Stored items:

#####

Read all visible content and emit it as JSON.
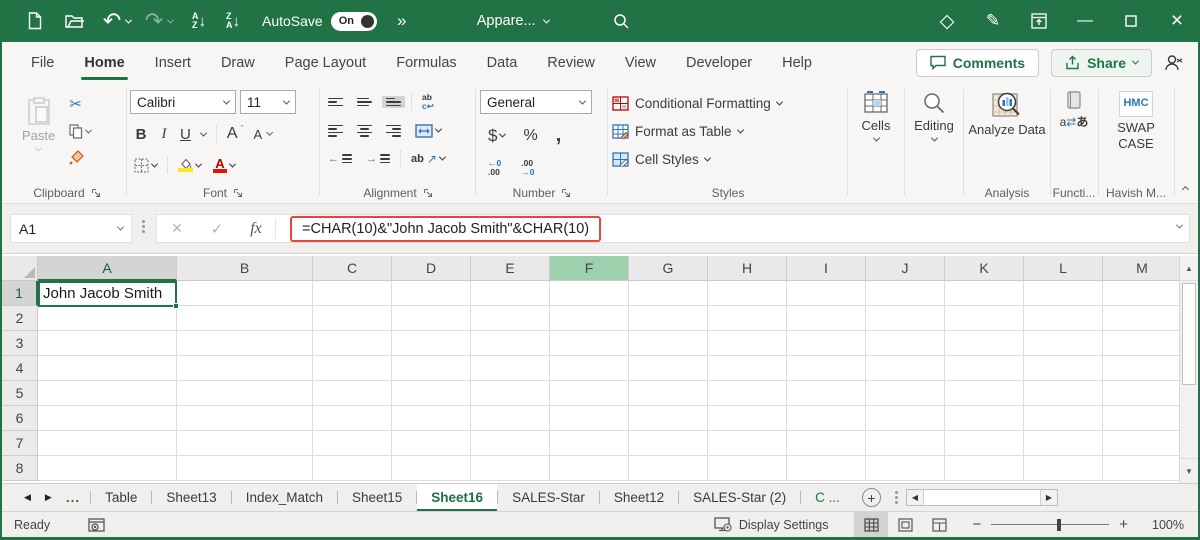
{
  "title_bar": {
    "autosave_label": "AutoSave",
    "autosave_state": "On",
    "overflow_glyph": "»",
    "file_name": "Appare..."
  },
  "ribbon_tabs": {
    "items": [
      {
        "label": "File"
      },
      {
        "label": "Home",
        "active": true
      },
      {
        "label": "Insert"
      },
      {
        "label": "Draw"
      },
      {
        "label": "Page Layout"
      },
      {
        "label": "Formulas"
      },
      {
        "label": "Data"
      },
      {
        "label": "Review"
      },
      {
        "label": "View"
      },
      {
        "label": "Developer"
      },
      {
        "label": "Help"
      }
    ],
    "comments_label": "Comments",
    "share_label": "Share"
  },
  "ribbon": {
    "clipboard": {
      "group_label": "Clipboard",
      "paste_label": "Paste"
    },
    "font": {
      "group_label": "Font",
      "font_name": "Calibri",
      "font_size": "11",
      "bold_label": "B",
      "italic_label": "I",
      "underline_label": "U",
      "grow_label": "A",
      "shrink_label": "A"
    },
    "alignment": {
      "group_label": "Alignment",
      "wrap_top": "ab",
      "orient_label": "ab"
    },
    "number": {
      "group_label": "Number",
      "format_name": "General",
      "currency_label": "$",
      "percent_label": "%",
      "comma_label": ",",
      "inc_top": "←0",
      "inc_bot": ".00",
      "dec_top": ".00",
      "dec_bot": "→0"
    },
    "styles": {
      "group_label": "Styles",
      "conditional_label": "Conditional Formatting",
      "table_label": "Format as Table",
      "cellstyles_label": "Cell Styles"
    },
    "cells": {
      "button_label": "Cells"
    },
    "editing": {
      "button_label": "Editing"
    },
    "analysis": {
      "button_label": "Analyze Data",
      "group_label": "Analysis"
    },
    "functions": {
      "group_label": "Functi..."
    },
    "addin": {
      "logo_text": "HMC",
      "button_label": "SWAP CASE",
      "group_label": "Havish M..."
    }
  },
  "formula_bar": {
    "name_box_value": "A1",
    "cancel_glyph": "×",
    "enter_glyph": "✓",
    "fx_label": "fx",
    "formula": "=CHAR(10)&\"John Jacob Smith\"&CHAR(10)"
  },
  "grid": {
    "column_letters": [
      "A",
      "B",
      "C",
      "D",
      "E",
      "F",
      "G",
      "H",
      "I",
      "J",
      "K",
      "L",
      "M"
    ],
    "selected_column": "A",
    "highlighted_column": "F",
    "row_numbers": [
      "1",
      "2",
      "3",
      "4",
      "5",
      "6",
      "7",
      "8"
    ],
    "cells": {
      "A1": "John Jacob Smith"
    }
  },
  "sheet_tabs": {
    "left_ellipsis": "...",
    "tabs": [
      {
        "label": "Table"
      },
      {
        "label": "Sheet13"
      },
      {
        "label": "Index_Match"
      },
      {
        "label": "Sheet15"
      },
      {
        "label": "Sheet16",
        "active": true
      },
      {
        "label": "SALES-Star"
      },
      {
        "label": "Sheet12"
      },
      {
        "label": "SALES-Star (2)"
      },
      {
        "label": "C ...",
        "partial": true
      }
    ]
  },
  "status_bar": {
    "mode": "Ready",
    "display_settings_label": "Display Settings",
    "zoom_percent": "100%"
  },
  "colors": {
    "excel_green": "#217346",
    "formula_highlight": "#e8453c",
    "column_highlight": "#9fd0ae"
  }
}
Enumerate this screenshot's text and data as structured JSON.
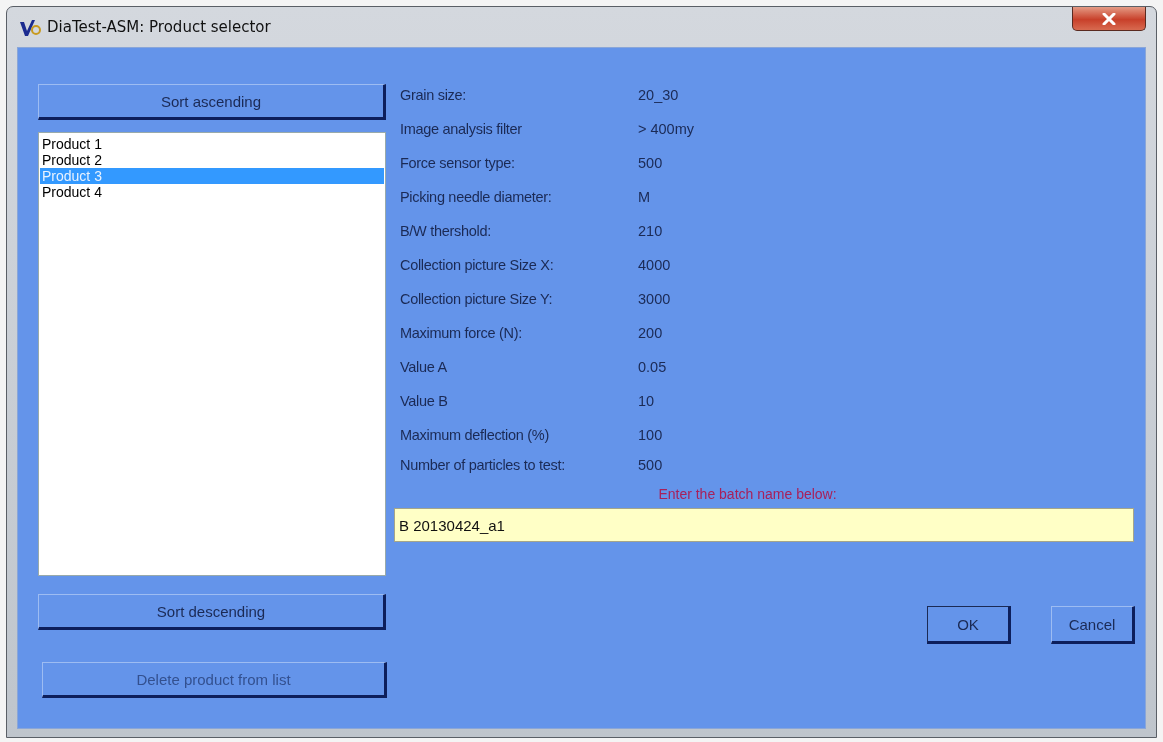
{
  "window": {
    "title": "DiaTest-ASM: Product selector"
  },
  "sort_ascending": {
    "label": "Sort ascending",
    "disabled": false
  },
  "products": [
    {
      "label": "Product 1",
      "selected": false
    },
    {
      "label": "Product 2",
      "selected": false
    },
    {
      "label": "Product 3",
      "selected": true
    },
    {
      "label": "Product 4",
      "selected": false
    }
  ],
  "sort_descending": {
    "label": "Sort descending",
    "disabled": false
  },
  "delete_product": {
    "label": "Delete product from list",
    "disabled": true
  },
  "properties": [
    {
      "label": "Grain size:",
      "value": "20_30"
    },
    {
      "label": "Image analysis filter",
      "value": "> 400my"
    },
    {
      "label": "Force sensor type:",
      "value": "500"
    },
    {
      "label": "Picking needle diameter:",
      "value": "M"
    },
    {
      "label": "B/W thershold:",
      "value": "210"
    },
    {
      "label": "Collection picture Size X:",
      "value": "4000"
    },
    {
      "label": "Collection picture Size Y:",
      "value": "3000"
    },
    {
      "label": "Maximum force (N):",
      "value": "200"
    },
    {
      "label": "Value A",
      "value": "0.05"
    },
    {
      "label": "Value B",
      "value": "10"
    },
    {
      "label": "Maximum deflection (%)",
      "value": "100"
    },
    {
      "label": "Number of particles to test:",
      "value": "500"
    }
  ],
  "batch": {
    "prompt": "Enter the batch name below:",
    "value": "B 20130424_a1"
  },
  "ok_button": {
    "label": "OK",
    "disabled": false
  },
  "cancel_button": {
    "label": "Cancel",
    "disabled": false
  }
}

#####

Calculate how many lines of the material include the string "JSON", and state that number by itself.

2